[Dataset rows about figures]
-*-*-

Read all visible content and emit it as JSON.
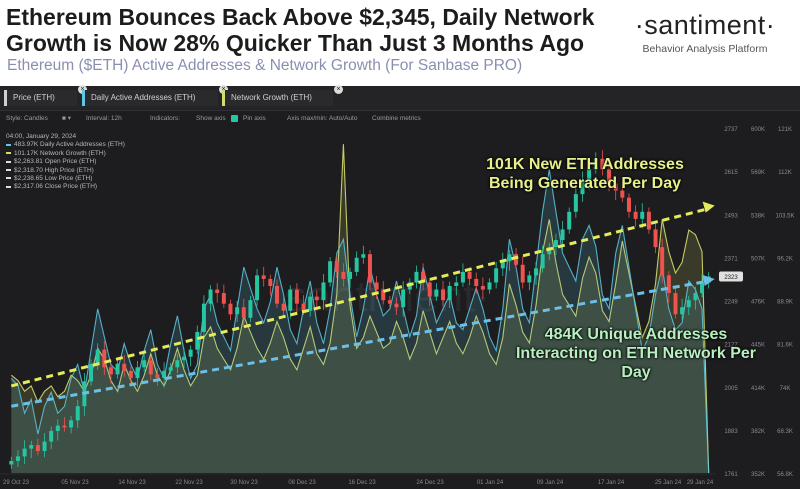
{
  "header": {
    "title": "Ethereum Bounces Back Above $2,345, Daily Network Growth is Now 28% Quicker Than Just 3 Months Ago",
    "subtitle": "Ethereum ($ETH) Active Addresses & Network Growth (For Sanbase PRO)",
    "brand_name": "·santiment·",
    "brand_tagline": "Behavior Analysis Platform"
  },
  "tabs": [
    {
      "label": "Price (ETH)",
      "close": "×"
    },
    {
      "label": "Daily Active Addresses (ETH)",
      "close": "×"
    },
    {
      "label": "Network Growth (ETH)",
      "close": "×"
    }
  ],
  "toolbar": {
    "style": "Style: Candles",
    "interval": "Interval: 12h",
    "indicators": "Indicators:",
    "show_axis": "Show axis",
    "pin_axis": "Pin axis",
    "axis_minmax": "Axis max/min: Auto/Auto",
    "combine": "Combine metrics"
  },
  "legend": {
    "date": "04:00, January 29, 2024",
    "rows": [
      {
        "text": "483.97K Daily Active Addresses (ETH)",
        "color": "#5ec8e0"
      },
      {
        "text": "101.17K Network Growth (ETH)",
        "color": "#d6dc6a"
      },
      {
        "text": "$2,263.81 Open Price (ETH)",
        "color": "#dddddd"
      },
      {
        "text": "$2,318.70 High Price (ETH)",
        "color": "#dddddd"
      },
      {
        "text": "$2,238.65 Low Price (ETH)",
        "color": "#dddddd"
      },
      {
        "text": "$2,317.06 Close Price (ETH)",
        "color": "#dddddd"
      }
    ]
  },
  "annotations": {
    "network_growth": "101K New ETH Addresses Being Generated Per Day",
    "active_addresses": "484K Unique Addresses Interacting on ETH Network Per Day"
  },
  "colors": {
    "background": "#1d1d1f",
    "candle_up": "#26c6a0",
    "candle_down": "#ef5350",
    "active_addresses": "#5ec8e0",
    "network_growth": "#d6dc6a",
    "trend_growth": "#e4ec58",
    "trend_active": "#6cc0e8"
  },
  "chart_data": {
    "type": "line",
    "x_ticks": [
      "29 Oct 23",
      "05 Nov 23",
      "14 Nov 23",
      "22 Nov 23",
      "30 Nov 23",
      "08 Dec 23",
      "16 Dec 23",
      "24 Dec 23",
      "01 Jan 24",
      "09 Jan 24",
      "17 Jan 24",
      "25 Jan 24",
      "29 Jan 24"
    ],
    "price_axis_ticks": [
      1761,
      1883,
      2005,
      2127,
      2249,
      2371,
      2493,
      2615,
      2737
    ],
    "price_axis_highlight": "2323",
    "active_addresses_axis_ticks": [
      "352K",
      "382K",
      "414K",
      "445K",
      "476K",
      "507K",
      "538K",
      "569K",
      "600K"
    ],
    "active_addresses_axis_highlight": "483.97K",
    "network_growth_axis_ticks": [
      "56.8K",
      "68.3K",
      "74K",
      "81.6K",
      "88.9K",
      "96.2K",
      "103.5K",
      "112K",
      "121K"
    ],
    "network_growth_axis_highlight": "101.17K",
    "price_close": [
      1795,
      1808,
      1830,
      1840,
      1823,
      1850,
      1880,
      1895,
      1890,
      1910,
      1950,
      2020,
      2070,
      2110,
      2060,
      2040,
      2070,
      2050,
      2030,
      2060,
      2080,
      2040,
      2030,
      2050,
      2060,
      2080,
      2090,
      2110,
      2160,
      2240,
      2280,
      2270,
      2240,
      2210,
      2230,
      2200,
      2250,
      2320,
      2310,
      2290,
      2240,
      2220,
      2280,
      2240,
      2220,
      2260,
      2250,
      2300,
      2360,
      2330,
      2310,
      2330,
      2370,
      2380,
      2300,
      2280,
      2250,
      2240,
      2230,
      2280,
      2300,
      2330,
      2300,
      2260,
      2280,
      2250,
      2290,
      2300,
      2330,
      2310,
      2290,
      2280,
      2300,
      2340,
      2360,
      2380,
      2350,
      2300,
      2320,
      2340,
      2380,
      2400,
      2420,
      2450,
      2500,
      2550,
      2590,
      2620,
      2650,
      2620,
      2580,
      2560,
      2540,
      2500,
      2480,
      2500,
      2450,
      2400,
      2320,
      2270,
      2210,
      2230,
      2250,
      2270,
      2300,
      2317
    ],
    "active_addresses": [
      420,
      415,
      395,
      405,
      380,
      400,
      410,
      395,
      400,
      420,
      430,
      410,
      440,
      470,
      450,
      430,
      425,
      445,
      430,
      420,
      440,
      455,
      430,
      420,
      445,
      465,
      440,
      420,
      430,
      470,
      480,
      460,
      450,
      440,
      470,
      500,
      485,
      470,
      460,
      475,
      500,
      480,
      455,
      445,
      470,
      490,
      460,
      445,
      470,
      510,
      520,
      480,
      450,
      470,
      500,
      480,
      465,
      470,
      490,
      470,
      450,
      465,
      500,
      480,
      460,
      470,
      480,
      460,
      455,
      470,
      485,
      470,
      450,
      440,
      470,
      520,
      500,
      470,
      460,
      500,
      540,
      570,
      540,
      510,
      500,
      490,
      520,
      530,
      515,
      480,
      470,
      510,
      530,
      500,
      470,
      440,
      450,
      480,
      500,
      470,
      455,
      460,
      490,
      484,
      470,
      352
    ],
    "network_growth": [
      75,
      74,
      72,
      73,
      70,
      72,
      73,
      71,
      72,
      75,
      74,
      72,
      75,
      80,
      78,
      74,
      72,
      77,
      74,
      72,
      75,
      79,
      75,
      73,
      76,
      80,
      76,
      73,
      75,
      82,
      84,
      80,
      78,
      76,
      80,
      86,
      83,
      80,
      78,
      81,
      85,
      82,
      78,
      76,
      80,
      84,
      79,
      77,
      81,
      90,
      118,
      88,
      80,
      82,
      86,
      83,
      80,
      81,
      85,
      82,
      78,
      81,
      87,
      83,
      79,
      82,
      85,
      81,
      79,
      82,
      86,
      83,
      79,
      77,
      82,
      92,
      88,
      83,
      81,
      88,
      98,
      104,
      96,
      90,
      88,
      86,
      93,
      97,
      94,
      87,
      85,
      92,
      100,
      94,
      88,
      82,
      85,
      92,
      104,
      98,
      94,
      96,
      102,
      101.17,
      98,
      56.8
    ],
    "trendlines": [
      {
        "label": "Network Growth trend",
        "from": [
          0,
          73
        ],
        "to": [
          105,
          106
        ]
      },
      {
        "label": "Active Addresses trend",
        "from": [
          0,
          400
        ],
        "to": [
          105,
          490
        ]
      }
    ]
  }
}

-*-*-

STATED GOAL:
Using the listing above, return all lines where the word "Ethereum" occurs.

EXERCISE ANSWER:
    "title": "Ethereum Bounces Back Above $2,345, Daily Network Growth is Now 28% Quicker Than Just 3 Months Ago",
    "subtitle": "Ethereum ($ETH) Active Addresses & Network Growth (For Sanbase PRO)",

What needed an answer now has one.